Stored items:
------

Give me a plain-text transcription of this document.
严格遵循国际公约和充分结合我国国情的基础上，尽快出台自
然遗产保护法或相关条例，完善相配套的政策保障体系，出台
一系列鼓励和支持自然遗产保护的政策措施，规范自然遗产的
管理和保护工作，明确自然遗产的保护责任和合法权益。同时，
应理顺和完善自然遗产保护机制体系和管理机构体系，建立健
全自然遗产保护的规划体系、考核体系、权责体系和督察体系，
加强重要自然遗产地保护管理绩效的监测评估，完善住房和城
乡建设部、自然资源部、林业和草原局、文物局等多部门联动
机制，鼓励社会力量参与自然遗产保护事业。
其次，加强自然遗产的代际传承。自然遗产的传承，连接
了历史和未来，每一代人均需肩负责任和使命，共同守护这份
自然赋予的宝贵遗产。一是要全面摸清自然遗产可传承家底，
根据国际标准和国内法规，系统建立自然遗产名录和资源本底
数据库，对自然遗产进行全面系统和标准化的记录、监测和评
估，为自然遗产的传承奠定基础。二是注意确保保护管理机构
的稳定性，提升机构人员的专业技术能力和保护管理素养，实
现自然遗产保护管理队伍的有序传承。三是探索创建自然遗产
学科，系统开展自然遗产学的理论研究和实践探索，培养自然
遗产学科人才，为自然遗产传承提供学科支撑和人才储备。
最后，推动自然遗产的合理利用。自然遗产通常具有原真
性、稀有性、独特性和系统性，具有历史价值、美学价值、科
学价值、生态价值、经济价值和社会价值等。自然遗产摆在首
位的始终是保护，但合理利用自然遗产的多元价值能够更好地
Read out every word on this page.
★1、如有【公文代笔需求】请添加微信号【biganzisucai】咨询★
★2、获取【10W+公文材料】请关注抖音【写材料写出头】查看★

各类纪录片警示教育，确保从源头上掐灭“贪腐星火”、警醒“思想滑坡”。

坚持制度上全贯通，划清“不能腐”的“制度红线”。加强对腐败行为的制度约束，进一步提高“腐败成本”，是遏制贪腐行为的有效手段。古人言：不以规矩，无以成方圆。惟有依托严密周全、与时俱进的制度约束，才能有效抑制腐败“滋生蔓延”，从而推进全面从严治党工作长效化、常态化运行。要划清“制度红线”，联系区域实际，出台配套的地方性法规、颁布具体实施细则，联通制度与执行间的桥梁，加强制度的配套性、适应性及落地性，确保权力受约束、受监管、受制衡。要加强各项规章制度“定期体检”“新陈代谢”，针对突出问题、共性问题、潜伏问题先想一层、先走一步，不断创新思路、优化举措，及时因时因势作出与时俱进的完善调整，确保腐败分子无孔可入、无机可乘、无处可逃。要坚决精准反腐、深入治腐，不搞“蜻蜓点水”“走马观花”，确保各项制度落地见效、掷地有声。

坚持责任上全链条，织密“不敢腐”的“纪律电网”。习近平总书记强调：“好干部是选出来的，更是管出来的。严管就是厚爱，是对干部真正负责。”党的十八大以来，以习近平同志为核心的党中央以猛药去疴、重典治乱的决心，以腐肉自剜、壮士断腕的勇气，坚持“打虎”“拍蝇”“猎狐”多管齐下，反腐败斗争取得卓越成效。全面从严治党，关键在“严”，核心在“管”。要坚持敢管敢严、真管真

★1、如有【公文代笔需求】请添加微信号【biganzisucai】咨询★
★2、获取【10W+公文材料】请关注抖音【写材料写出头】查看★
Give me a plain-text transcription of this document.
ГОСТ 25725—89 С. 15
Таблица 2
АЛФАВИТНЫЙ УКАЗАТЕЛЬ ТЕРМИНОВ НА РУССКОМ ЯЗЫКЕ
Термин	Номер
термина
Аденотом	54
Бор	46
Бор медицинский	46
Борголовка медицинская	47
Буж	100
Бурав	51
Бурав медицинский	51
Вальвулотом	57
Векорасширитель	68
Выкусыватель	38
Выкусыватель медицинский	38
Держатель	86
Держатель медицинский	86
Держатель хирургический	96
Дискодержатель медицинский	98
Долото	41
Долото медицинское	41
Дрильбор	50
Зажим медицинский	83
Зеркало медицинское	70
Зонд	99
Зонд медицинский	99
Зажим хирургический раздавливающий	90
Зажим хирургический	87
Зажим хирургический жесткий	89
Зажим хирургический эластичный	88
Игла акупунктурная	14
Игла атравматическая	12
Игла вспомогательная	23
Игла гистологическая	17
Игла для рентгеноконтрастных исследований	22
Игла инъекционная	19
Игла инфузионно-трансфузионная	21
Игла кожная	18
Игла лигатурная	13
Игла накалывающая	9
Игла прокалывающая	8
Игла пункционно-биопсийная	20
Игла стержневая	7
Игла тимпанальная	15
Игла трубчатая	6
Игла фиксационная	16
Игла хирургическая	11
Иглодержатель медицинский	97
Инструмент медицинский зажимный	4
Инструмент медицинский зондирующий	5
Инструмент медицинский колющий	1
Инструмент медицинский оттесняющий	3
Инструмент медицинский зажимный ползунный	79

------

### CHALLENGE
Extract each entry in full, exactly as given.

### THE SOLUTION
Give me a plain-text transcription of this document.
严格遵循国际公约和充分结合我国国情的基础上，尽快出台自
然遗产保护法或相关条例，完善相配套的政策保障体系，出台
一系列鼓励和支持自然遗产保护的政策措施，规范自然遗产的
管理和保护工作，明确自然遗产的保护责任和合法权益。同时，
应理顺和完善自然遗产保护机制体系和管理机构体系，建立健
全自然遗产保护的规划体系、考核体系、权责体系和督察体系，
加强重要自然遗产地保护管理绩效的监测评估，完善住房和城
乡建设部、自然资源部、林业和草原局、文物局等多部门联动
机制，鼓励社会力量参与自然遗产保护事业。
其次，加强自然遗产的代际传承。自然遗产的传承，连接
了历史和未来，每一代人均需肩负责任和使命，共同守护这份
自然赋予的宝贵遗产。一是要全面摸清自然遗产可传承家底，
根据国际标准和国内法规，系统建立自然遗产名录和资源本底
数据库，对自然遗产进行全面系统和标准化的记录、监测和评
估，为自然遗产的传承奠定基础。二是注意确保保护管理机构
的稳定性，提升机构人员的专业技术能力和保护管理素养，实
现自然遗产保护管理队伍的有序传承。三是探索创建自然遗产
学科，系统开展自然遗产学的理论研究和实践探索，培养自然
遗产学科人才，为自然遗产传承提供学科支撑和人才储备。
最后，推动自然遗产的合理利用。自然遗产通常具有原真
性、稀有性、独特性和系统性，具有历史价值、美学价值、科
学价值、生态价值、经济价值和社会价值等。自然遗产摆在首
位的始终是保护，但合理利用自然遗产的多元价值能够更好地
Read out every word on this page.
★1、如有【公文代笔需求】请添加微信号【biganzisucai】咨询★
★2、获取【10W+公文材料】请关注抖音【写材料写出头】查看★

各类纪录片警示教育，确保从源头上掐灭“贪腐星火”、警醒“思想滑坡”。

坚持制度上全贯通，划清“不能腐”的“制度红线”。加强对腐败行为的制度约束，进一步提高“腐败成本”，是遏制贪腐行为的有效手段。古人言：不以规矩，无以成方圆。惟有依托严密周全、与时俱进的制度约束，才能有效抑制腐败“滋生蔓延”，从而推进全面从严治党工作长效化、常态化运行。要划清“制度红线”，联系区域实际，出台配套的地方性法规、颁布具体实施细则，联通制度与执行间的桥梁，加强制度的配套性、适应性及落地性，确保权力受约束、受监管、受制衡。要加强各项规章制度“定期体检”“新陈代谢”，针对突出问题、共性问题、潜伏问题先想一层、先走一步，不断创新思路、优化举措，及时因时因势作出与时俱进的完善调整，确保腐败分子无孔可入、无机可乘、无处可逃。要坚决精准反腐、深入治腐，不搞“蜻蜓点水”“走马观花”，确保各项制度落地见效、掷地有声。

坚持责任上全链条，织密“不敢腐”的“纪律电网”。习近平总书记强调：“好干部是选出来的，更是管出来的。严管就是厚爱，是对干部真正负责。”党的十八大以来，以习近平同志为核心的党中央以猛药去疴、重典治乱的决心，以腐肉自剜、壮士断腕的勇气，坚持“打虎”“拍蝇”“猎狐”多管齐下，反腐败斗争取得卓越成效。全面从严治党，关键在“严”，核心在“管”。要坚持敢管敢严、真管真

★1、如有【公文代笔需求】请添加微信号【biganzisucai】咨询★
★2、获取【10W+公文材料】请关注抖音【写材料写出头】查看★
Give me a plain-text transcription of this document.
ГОСТ 25725—89 С. 15
Таблица 2
АЛФАВИТНЫЙ УКАЗАТЕЛЬ ТЕРМИНОВ НА РУССКОМ ЯЗЫКЕ
Термин	Номер
термина
Аденотом	54
Бор	46
Бор медицинский	46
Борголовка медицинская	47
Буж	100
Бурав	51
Бурав медицинский	51
Вальвулотом	57
Векорасширитель	68
Выкусыватель	38
Выкусыватель медицинский	38
Держатель	86
Держатель медицинский	86
Держатель хирургический	96
Дискодержатель медицинский	98
Долото	41
Долото медицинское	41
Дрильбор	50
Зажим медицинский	83
Зеркало медицинское	70
Зонд	99
Зонд медицинский	99
Зажим хирургический раздавливающий	90
Зажим хирургический	87
Зажим хирургический жесткий	89
Зажим хирургический эластичный	88
Игла акупунктурная	14
Игла атравматическая	12
Игла вспомогательная	23
Игла гистологическая	17
Игла для рентгеноконтрастных исследований	22
Игла инъекционная	19
Игла инфузионно-трансфузионная	21
Игла кожная	18
Игла лигатурная	13
Игла накалывающая	9
Игла прокалывающая	8
Игла пункционно-биопсийная	20
Игла стержневая	7
Игла тимпанальная	15
Игла трубчатая	6
Игла фиксационная	16
Игла хирургическая	11
Иглодержатель медицинский	97
Инструмент медицинский зажимный	4
Инструмент медицинский зондирующий	5
Инструмент медицинский колющий	1
Инструмент медицинский оттесняющий	3
Инструмент медицинский зажимный ползунный	79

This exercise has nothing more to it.